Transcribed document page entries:
• • • •

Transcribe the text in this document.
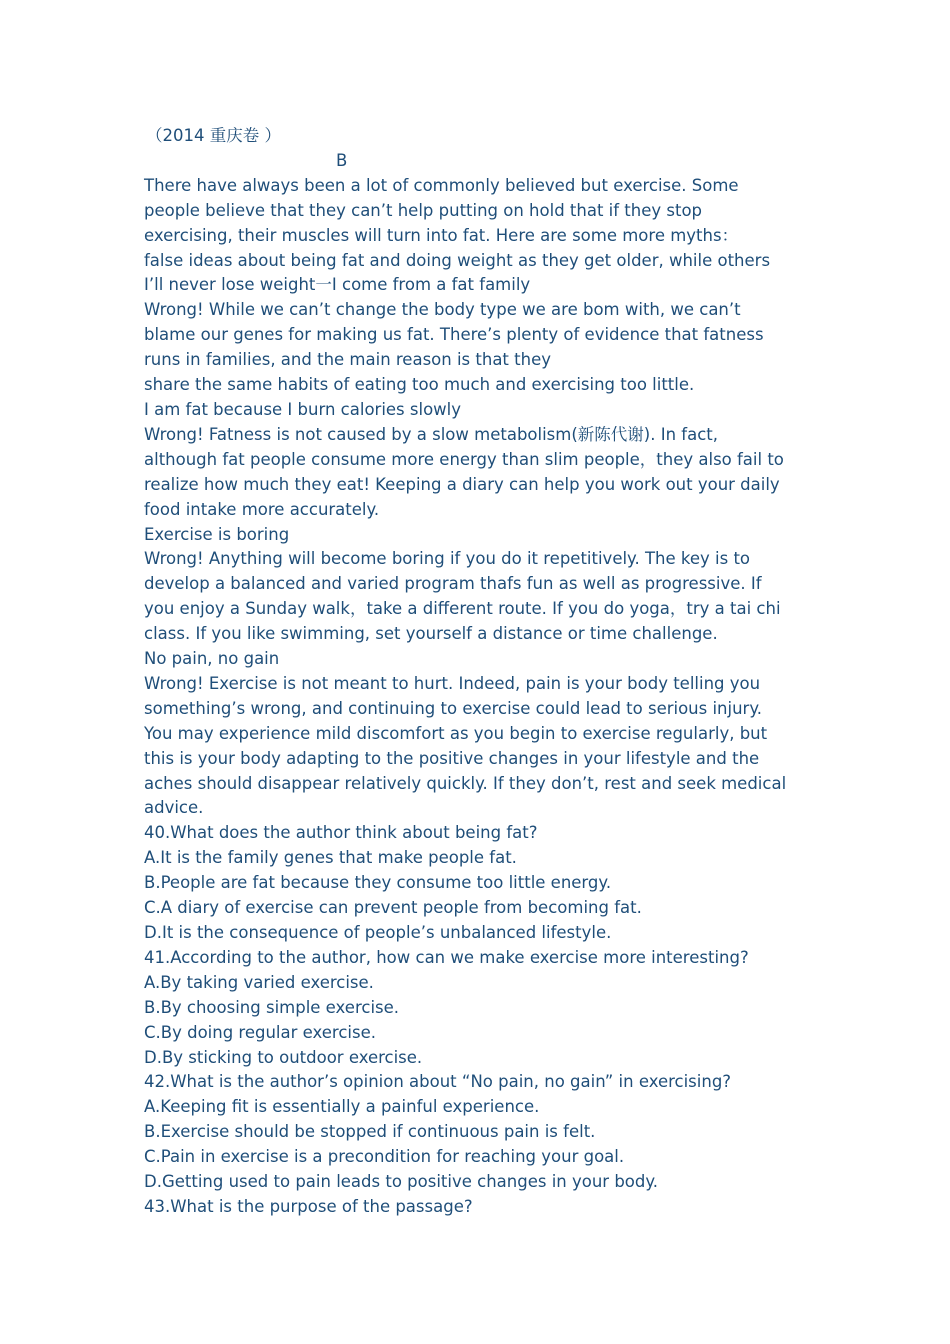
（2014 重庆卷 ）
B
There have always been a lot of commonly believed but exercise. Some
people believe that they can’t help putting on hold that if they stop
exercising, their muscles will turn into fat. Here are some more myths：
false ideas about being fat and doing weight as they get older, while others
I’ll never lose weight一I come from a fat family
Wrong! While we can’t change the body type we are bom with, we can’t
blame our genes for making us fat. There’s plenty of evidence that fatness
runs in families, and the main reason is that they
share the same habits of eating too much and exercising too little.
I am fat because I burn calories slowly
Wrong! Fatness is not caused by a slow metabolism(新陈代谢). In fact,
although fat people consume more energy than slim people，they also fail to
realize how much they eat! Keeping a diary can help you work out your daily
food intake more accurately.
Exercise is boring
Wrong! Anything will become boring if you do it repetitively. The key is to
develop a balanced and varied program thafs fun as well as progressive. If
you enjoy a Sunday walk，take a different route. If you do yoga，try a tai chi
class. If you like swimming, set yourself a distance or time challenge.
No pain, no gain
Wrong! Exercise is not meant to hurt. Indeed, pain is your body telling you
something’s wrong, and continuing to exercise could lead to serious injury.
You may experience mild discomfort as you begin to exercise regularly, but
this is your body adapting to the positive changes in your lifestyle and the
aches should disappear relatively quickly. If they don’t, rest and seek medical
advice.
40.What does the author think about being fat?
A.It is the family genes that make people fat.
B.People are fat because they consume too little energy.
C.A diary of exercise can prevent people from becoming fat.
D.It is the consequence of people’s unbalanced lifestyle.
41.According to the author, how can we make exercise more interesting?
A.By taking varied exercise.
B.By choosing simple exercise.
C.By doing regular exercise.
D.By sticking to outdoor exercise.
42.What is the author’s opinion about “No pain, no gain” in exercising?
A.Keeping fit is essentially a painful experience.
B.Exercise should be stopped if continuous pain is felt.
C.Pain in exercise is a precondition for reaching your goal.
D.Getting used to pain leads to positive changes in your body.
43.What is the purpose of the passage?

• • • •

WHAT THE EXERCISE ASKS:
All of the data is to be returned exactly, with no pictures included.

WRITTEN ANSWER:
Transcribe the text in this document.
（2014 重庆卷 ）
B
There have always been a lot of commonly believed but exercise. Some
people believe that they can’t help putting on hold that if they stop
exercising, their muscles will turn into fat. Here are some more myths：
false ideas about being fat and doing weight as they get older, while others
I’ll never lose weight一I come from a fat family
Wrong! While we can’t change the body type we are bom with, we can’t
blame our genes for making us fat. There’s plenty of evidence that fatness
runs in families, and the main reason is that they
share the same habits of eating too much and exercising too little.
I am fat because I burn calories slowly
Wrong! Fatness is not caused by a slow metabolism(新陈代谢). In fact,
although fat people consume more energy than slim people，they also fail to
realize how much they eat! Keeping a diary can help you work out your daily
food intake more accurately.
Exercise is boring
Wrong! Anything will become boring if you do it repetitively. The key is to
develop a balanced and varied program thafs fun as well as progressive. If
you enjoy a Sunday walk，take a different route. If you do yoga，try a tai chi
class. If you like swimming, set yourself a distance or time challenge.
No pain, no gain
Wrong! Exercise is not meant to hurt. Indeed, pain is your body telling you
something’s wrong, and continuing to exercise could lead to serious injury.
You may experience mild discomfort as you begin to exercise regularly, but
this is your body adapting to the positive changes in your lifestyle and the
aches should disappear relatively quickly. If they don’t, rest and seek medical
advice.
40.What does the author think about being fat?
A.It is the family genes that make people fat.
B.People are fat because they consume too little energy.
C.A diary of exercise can prevent people from becoming fat.
D.It is the consequence of people’s unbalanced lifestyle.
41.According to the author, how can we make exercise more interesting?
A.By taking varied exercise.
B.By choosing simple exercise.
C.By doing regular exercise.
D.By sticking to outdoor exercise.
42.What is the author’s opinion about “No pain, no gain” in exercising?
A.Keeping fit is essentially a painful experience.
B.Exercise should be stopped if continuous pain is felt.
C.Pain in exercise is a precondition for reaching your goal.
D.Getting used to pain leads to positive changes in your body.
43.What is the purpose of the passage?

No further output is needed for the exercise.